Count how many lines hold the string "Niedersachsen". Answer with that number and nothing more.

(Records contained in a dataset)
-----
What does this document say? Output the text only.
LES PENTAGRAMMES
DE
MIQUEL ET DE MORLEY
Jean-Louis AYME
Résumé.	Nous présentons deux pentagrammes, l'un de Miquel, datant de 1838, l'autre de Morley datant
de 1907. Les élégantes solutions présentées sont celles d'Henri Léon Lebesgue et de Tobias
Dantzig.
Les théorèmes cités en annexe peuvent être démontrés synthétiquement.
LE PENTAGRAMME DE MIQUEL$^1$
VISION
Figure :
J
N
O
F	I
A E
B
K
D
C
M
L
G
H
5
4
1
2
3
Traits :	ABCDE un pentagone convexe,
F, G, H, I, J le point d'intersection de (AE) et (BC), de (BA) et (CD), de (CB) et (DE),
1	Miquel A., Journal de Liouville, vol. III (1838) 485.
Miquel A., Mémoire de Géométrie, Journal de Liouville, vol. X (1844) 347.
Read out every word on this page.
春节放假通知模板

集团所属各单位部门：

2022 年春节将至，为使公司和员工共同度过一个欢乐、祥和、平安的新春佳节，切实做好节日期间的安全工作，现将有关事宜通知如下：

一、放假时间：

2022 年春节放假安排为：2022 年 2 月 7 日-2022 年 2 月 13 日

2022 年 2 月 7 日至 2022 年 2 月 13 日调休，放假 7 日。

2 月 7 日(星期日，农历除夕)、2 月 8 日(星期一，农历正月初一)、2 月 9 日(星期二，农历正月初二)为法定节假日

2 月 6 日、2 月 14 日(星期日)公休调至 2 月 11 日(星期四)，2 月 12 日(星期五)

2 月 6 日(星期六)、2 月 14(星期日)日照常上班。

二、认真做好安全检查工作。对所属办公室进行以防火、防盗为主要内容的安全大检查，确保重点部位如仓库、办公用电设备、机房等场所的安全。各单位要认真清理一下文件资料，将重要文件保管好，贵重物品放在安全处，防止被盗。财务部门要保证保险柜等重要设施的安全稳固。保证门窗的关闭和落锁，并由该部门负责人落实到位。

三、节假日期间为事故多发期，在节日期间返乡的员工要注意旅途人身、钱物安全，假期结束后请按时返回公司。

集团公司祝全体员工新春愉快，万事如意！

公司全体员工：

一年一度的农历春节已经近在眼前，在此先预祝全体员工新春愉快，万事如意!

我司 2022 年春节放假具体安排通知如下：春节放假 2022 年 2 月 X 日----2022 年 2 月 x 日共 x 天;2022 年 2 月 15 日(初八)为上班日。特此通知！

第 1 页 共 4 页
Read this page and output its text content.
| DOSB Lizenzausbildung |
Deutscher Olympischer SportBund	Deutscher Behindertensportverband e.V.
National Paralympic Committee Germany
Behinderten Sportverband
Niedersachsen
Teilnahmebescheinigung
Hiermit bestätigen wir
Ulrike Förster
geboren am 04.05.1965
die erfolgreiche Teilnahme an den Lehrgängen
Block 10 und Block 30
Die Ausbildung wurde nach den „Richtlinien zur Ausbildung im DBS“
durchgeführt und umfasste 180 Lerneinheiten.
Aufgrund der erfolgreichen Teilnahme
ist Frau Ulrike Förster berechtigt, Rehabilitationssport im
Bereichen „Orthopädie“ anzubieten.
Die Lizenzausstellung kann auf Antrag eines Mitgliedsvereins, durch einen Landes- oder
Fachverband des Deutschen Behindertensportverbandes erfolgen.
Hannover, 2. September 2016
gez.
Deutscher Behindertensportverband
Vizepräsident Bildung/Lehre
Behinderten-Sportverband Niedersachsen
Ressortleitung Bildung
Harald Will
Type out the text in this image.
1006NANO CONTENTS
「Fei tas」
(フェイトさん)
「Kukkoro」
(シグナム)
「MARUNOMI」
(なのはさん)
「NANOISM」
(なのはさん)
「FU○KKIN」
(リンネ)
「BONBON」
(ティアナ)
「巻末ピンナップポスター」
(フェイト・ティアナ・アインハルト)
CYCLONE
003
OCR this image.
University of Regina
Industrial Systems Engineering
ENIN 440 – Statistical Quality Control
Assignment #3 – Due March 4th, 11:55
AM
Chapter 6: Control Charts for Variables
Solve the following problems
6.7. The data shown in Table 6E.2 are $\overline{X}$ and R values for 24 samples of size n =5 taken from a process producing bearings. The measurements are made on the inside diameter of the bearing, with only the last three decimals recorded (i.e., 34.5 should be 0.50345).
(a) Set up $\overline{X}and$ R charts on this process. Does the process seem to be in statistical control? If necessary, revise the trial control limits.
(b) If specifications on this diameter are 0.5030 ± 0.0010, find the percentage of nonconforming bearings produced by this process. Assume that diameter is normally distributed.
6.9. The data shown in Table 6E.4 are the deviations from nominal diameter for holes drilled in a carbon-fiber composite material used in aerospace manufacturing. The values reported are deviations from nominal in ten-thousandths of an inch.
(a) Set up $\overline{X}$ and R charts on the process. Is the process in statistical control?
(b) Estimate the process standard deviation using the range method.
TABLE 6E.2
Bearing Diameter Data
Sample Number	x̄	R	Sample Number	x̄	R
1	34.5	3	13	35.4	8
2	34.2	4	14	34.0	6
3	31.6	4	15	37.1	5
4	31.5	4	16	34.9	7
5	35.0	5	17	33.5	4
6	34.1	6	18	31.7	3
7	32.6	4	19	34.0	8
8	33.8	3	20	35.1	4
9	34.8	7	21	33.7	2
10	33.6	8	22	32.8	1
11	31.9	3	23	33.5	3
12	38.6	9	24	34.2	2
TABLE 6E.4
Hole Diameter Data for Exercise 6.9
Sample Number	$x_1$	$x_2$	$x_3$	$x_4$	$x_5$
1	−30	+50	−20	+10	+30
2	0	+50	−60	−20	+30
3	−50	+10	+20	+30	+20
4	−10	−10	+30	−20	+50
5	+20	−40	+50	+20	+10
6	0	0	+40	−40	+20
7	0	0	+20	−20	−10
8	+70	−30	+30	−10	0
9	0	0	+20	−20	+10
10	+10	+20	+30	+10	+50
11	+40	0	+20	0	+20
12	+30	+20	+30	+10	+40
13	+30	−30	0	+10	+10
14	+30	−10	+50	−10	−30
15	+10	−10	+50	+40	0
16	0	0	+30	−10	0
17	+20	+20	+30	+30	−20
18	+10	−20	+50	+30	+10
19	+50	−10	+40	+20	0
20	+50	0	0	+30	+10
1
-----
■ Answer for this exercise ■
2